# DIRECTIONS:
Where a line contains the string "name", copy that line.

# DATA ROWS:

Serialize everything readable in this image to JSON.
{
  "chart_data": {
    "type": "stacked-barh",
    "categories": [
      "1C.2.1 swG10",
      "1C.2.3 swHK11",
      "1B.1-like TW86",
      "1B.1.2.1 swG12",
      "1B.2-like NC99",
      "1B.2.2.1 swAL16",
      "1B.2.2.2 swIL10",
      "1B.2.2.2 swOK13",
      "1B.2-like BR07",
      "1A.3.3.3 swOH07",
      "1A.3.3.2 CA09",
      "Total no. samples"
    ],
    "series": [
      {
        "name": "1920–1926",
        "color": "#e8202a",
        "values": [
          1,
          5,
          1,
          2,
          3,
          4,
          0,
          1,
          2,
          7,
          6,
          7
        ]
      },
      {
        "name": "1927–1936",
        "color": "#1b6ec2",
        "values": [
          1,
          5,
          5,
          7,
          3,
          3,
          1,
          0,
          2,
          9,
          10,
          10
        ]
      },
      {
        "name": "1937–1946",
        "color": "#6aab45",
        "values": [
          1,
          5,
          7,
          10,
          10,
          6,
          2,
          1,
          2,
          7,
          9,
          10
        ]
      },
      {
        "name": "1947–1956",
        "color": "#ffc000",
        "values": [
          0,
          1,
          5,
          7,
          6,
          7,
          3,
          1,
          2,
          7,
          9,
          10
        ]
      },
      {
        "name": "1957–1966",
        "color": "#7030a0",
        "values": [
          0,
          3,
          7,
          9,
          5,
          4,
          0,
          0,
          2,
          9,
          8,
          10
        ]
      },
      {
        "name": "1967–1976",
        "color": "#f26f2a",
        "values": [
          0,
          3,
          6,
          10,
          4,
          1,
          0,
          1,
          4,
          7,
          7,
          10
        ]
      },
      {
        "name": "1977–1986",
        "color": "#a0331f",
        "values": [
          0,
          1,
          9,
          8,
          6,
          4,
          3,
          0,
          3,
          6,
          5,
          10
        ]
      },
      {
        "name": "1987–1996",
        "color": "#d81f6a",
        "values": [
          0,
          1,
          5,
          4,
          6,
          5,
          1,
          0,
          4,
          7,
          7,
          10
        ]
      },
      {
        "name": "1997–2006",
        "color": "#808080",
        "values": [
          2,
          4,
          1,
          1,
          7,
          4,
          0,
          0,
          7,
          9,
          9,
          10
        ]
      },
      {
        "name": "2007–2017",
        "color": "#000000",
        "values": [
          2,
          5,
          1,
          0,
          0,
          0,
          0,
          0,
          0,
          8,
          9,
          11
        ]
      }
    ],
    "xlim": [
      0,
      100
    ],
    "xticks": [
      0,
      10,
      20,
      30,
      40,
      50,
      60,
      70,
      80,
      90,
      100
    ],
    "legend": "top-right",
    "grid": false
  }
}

# RESPONSE FOR THIS EXERCISE:
        "name": "1920–1926",
        "name": "1927–1936",
        "name": "1937–1946",
        "name": "1947–1956",
        "name": "1957–1966",
        "name": "1967–1976",
        "name": "1977–1986",
        "name": "1987–1996",
        "name": "1997–2006",
        "name": "2007–2017",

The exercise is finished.